▸ Task instructions: Repeat every entry in the listing below, exactly.

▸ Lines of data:
#####

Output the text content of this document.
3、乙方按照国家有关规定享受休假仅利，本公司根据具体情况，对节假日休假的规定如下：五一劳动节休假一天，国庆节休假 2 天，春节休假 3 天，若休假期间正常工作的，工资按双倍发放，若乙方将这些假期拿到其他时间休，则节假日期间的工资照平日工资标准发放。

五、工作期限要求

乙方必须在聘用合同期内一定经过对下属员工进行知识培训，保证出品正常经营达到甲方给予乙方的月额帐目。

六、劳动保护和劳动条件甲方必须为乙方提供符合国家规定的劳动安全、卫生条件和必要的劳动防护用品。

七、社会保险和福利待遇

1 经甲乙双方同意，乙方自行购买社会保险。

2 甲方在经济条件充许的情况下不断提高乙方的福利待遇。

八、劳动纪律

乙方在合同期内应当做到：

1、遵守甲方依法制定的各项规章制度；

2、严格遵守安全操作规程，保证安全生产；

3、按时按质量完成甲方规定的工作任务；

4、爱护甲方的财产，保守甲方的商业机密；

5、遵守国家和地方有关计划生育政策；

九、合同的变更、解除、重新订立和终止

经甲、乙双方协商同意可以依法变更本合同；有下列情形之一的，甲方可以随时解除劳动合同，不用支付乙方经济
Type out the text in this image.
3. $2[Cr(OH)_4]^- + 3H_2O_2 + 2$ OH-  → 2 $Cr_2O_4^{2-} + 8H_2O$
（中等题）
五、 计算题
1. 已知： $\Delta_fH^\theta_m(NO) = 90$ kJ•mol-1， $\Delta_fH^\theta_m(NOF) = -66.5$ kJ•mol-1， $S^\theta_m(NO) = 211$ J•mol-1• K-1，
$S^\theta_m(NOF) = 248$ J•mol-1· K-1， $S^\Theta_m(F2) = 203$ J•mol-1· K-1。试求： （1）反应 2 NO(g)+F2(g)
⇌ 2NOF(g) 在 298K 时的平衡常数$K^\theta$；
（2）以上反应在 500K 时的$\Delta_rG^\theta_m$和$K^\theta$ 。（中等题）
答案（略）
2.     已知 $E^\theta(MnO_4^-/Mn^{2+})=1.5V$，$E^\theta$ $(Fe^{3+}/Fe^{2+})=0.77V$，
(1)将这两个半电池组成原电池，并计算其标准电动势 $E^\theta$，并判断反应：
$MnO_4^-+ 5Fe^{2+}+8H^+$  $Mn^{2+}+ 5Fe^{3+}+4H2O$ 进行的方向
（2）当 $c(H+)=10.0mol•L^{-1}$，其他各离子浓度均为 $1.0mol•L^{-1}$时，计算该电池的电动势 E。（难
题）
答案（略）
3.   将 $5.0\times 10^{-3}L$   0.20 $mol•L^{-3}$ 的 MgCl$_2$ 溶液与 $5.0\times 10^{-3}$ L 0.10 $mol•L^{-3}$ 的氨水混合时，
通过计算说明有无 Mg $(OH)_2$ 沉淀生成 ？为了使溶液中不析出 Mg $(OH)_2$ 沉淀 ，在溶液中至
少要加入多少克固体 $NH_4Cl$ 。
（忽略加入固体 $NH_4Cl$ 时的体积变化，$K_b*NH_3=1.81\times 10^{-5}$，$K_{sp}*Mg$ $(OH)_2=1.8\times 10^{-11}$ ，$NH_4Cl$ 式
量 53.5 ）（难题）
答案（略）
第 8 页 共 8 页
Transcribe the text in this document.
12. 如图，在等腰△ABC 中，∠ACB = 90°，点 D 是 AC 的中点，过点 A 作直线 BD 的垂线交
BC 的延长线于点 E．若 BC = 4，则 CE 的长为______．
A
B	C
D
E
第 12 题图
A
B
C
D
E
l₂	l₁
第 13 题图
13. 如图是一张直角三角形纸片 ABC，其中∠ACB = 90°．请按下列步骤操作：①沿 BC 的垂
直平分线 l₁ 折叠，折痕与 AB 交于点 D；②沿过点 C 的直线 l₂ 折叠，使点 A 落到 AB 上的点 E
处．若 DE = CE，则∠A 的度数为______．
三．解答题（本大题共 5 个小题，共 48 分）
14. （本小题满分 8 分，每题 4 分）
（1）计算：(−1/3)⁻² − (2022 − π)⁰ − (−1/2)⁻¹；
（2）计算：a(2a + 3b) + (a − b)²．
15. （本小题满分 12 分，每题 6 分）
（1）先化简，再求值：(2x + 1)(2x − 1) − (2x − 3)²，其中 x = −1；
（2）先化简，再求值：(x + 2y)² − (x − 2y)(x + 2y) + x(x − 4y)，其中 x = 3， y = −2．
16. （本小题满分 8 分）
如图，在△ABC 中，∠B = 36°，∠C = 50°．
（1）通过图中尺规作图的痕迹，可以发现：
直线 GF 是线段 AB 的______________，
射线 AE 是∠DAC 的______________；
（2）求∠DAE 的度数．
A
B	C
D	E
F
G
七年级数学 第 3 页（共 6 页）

#####

▸ Answer for this exercise:
Output the text content of this document.
3、乙方按照国家有关规定享受休假仅利，本公司根据具体情况，对节假日休假的规定如下：五一劳动节休假一天，国庆节休假 2 天，春节休假 3 天，若休假期间正常工作的，工资按双倍发放，若乙方将这些假期拿到其他时间休，则节假日期间的工资照平日工资标准发放。

五、工作期限要求

乙方必须在聘用合同期内一定经过对下属员工进行知识培训，保证出品正常经营达到甲方给予乙方的月额帐目。

六、劳动保护和劳动条件甲方必须为乙方提供符合国家规定的劳动安全、卫生条件和必要的劳动防护用品。

七、社会保险和福利待遇

1 经甲乙双方同意，乙方自行购买社会保险。

2 甲方在经济条件充许的情况下不断提高乙方的福利待遇。

八、劳动纪律

乙方在合同期内应当做到：

1、遵守甲方依法制定的各项规章制度；

2、严格遵守安全操作规程，保证安全生产；

3、按时按质量完成甲方规定的工作任务；

4、爱护甲方的财产，保守甲方的商业机密；

5、遵守国家和地方有关计划生育政策；

九、合同的变更、解除、重新订立和终止

经甲、乙双方协商同意可以依法变更本合同；有下列情形之一的，甲方可以随时解除劳动合同，不用支付乙方经济
Type out the text in this image.
3. $2[Cr(OH)_4]^- + 3H_2O_2 + 2$ OH-  → 2 $Cr_2O_4^{2-} + 8H_2O$
（中等题）
五、 计算题
1. 已知： $\Delta_fH^\theta_m(NO) = 90$ kJ•mol-1， $\Delta_fH^\theta_m(NOF) = -66.5$ kJ•mol-1， $S^\theta_m(NO) = 211$ J•mol-1• K-1，
$S^\theta_m(NOF) = 248$ J•mol-1· K-1， $S^\Theta_m(F2) = 203$ J•mol-1· K-1。试求： （1）反应 2 NO(g)+F2(g)
⇌ 2NOF(g) 在 298K 时的平衡常数$K^\theta$；
（2）以上反应在 500K 时的$\Delta_rG^\theta_m$和$K^\theta$ 。（中等题）
答案（略）
2.     已知 $E^\theta(MnO_4^-/Mn^{2+})=1.5V$，$E^\theta$ $(Fe^{3+}/Fe^{2+})=0.77V$，
(1)将这两个半电池组成原电池，并计算其标准电动势 $E^\theta$，并判断反应：
$MnO_4^-+ 5Fe^{2+}+8H^+$  $Mn^{2+}+ 5Fe^{3+}+4H2O$ 进行的方向
（2）当 $c(H+)=10.0mol•L^{-1}$，其他各离子浓度均为 $1.0mol•L^{-1}$时，计算该电池的电动势 E。（难
题）
答案（略）
3.   将 $5.0\times 10^{-3}L$   0.20 $mol•L^{-3}$ 的 MgCl$_2$ 溶液与 $5.0\times 10^{-3}$ L 0.10 $mol•L^{-3}$ 的氨水混合时，
通过计算说明有无 Mg $(OH)_2$ 沉淀生成 ？为了使溶液中不析出 Mg $(OH)_2$ 沉淀 ，在溶液中至
少要加入多少克固体 $NH_4Cl$ 。
（忽略加入固体 $NH_4Cl$ 时的体积变化，$K_b*NH_3=1.81\times 10^{-5}$，$K_{sp}*Mg$ $(OH)_2=1.8\times 10^{-11}$ ，$NH_4Cl$ 式
量 53.5 ）（难题）
答案（略）
第 8 页 共 8 页
Transcribe the text in this document.
12. 如图，在等腰△ABC 中，∠ACB = 90°，点 D 是 AC 的中点，过点 A 作直线 BD 的垂线交
BC 的延长线于点 E．若 BC = 4，则 CE 的长为______．
A
B	C
D
E
第 12 题图
A
B
C
D
E
l₂	l₁
第 13 题图
13. 如图是一张直角三角形纸片 ABC，其中∠ACB = 90°．请按下列步骤操作：①沿 BC 的垂
直平分线 l₁ 折叠，折痕与 AB 交于点 D；②沿过点 C 的直线 l₂ 折叠，使点 A 落到 AB 上的点 E
处．若 DE = CE，则∠A 的度数为______．
三．解答题（本大题共 5 个小题，共 48 分）
14. （本小题满分 8 分，每题 4 分）
（1）计算：(−1/3)⁻² − (2022 − π)⁰ − (−1/2)⁻¹；
（2）计算：a(2a + 3b) + (a − b)²．
15. （本小题满分 12 分，每题 6 分）
（1）先化简，再求值：(2x + 1)(2x − 1) − (2x − 3)²，其中 x = −1；
（2）先化简，再求值：(x + 2y)² − (x − 2y)(x + 2y) + x(x − 4y)，其中 x = 3， y = −2．
16. （本小题满分 8 分）
如图，在△ABC 中，∠B = 36°，∠C = 50°．
（1）通过图中尺规作图的痕迹，可以发现：
直线 GF 是线段 AB 的______________，
射线 AE 是∠DAC 的______________；
（2）求∠DAE 的度数．
A
B	C
D	E
F
G
七年级数学 第 3 页（共 6 页）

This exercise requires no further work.